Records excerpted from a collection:
------------------------------

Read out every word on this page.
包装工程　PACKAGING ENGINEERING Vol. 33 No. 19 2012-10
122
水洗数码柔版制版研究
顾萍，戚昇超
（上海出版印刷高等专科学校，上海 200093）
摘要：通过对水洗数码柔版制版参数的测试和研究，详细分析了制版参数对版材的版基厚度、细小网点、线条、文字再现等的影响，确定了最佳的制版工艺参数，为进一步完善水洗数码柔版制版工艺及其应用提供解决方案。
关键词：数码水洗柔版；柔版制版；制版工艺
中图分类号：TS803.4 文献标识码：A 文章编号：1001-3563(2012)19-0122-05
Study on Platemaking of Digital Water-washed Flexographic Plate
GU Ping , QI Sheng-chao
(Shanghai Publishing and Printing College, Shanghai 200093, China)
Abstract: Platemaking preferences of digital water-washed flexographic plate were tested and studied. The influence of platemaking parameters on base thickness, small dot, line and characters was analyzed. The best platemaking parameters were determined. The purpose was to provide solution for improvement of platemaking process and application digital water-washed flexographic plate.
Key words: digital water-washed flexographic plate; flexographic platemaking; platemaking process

------------------------------

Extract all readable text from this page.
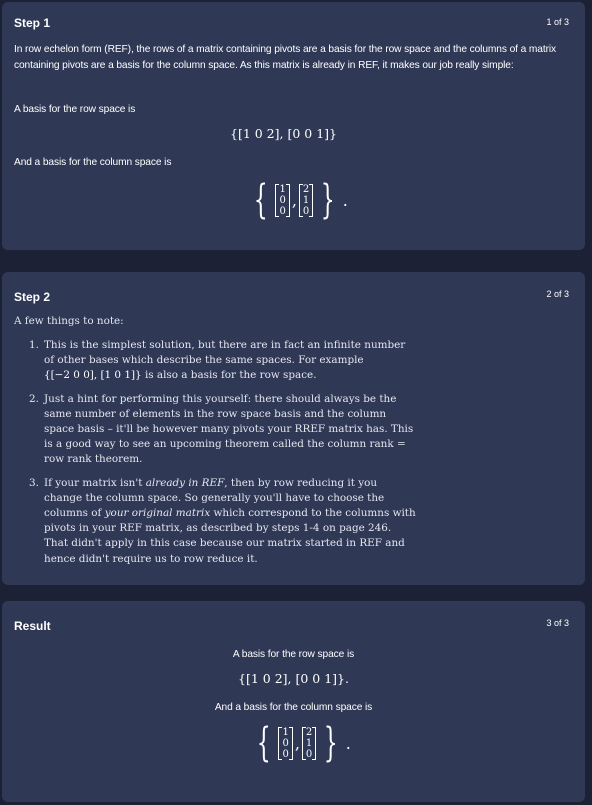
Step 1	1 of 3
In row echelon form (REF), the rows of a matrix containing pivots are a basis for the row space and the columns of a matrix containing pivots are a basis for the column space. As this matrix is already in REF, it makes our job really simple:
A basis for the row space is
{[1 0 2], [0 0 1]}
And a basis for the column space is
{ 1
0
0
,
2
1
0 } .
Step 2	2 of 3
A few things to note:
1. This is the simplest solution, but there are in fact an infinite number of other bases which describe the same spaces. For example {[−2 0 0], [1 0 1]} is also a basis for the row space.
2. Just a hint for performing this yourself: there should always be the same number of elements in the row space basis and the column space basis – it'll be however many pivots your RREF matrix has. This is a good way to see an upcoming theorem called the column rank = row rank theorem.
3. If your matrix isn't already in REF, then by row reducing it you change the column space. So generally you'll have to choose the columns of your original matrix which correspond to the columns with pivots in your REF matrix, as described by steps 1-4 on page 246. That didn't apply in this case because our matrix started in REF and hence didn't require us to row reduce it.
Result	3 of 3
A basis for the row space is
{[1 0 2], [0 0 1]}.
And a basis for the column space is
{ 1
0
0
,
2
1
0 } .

------------------------------

From the records above, pull out each line that has "washed".

Study on Platemaking of Digital Water-washed Flexographic Plate
Abstract: Platemaking preferences of digital water-washed flexographic plate were tested and studied. The influence of platemaking parameters on base thickness, small dot, line and characters was analyzed. The best platemaking parameters were determined. The purpose was to provide solution for improvement of platemaking process and application digital water-washed flexographic plate.
Key words: digital water-washed flexographic plate; flexographic platemaking; platemaking process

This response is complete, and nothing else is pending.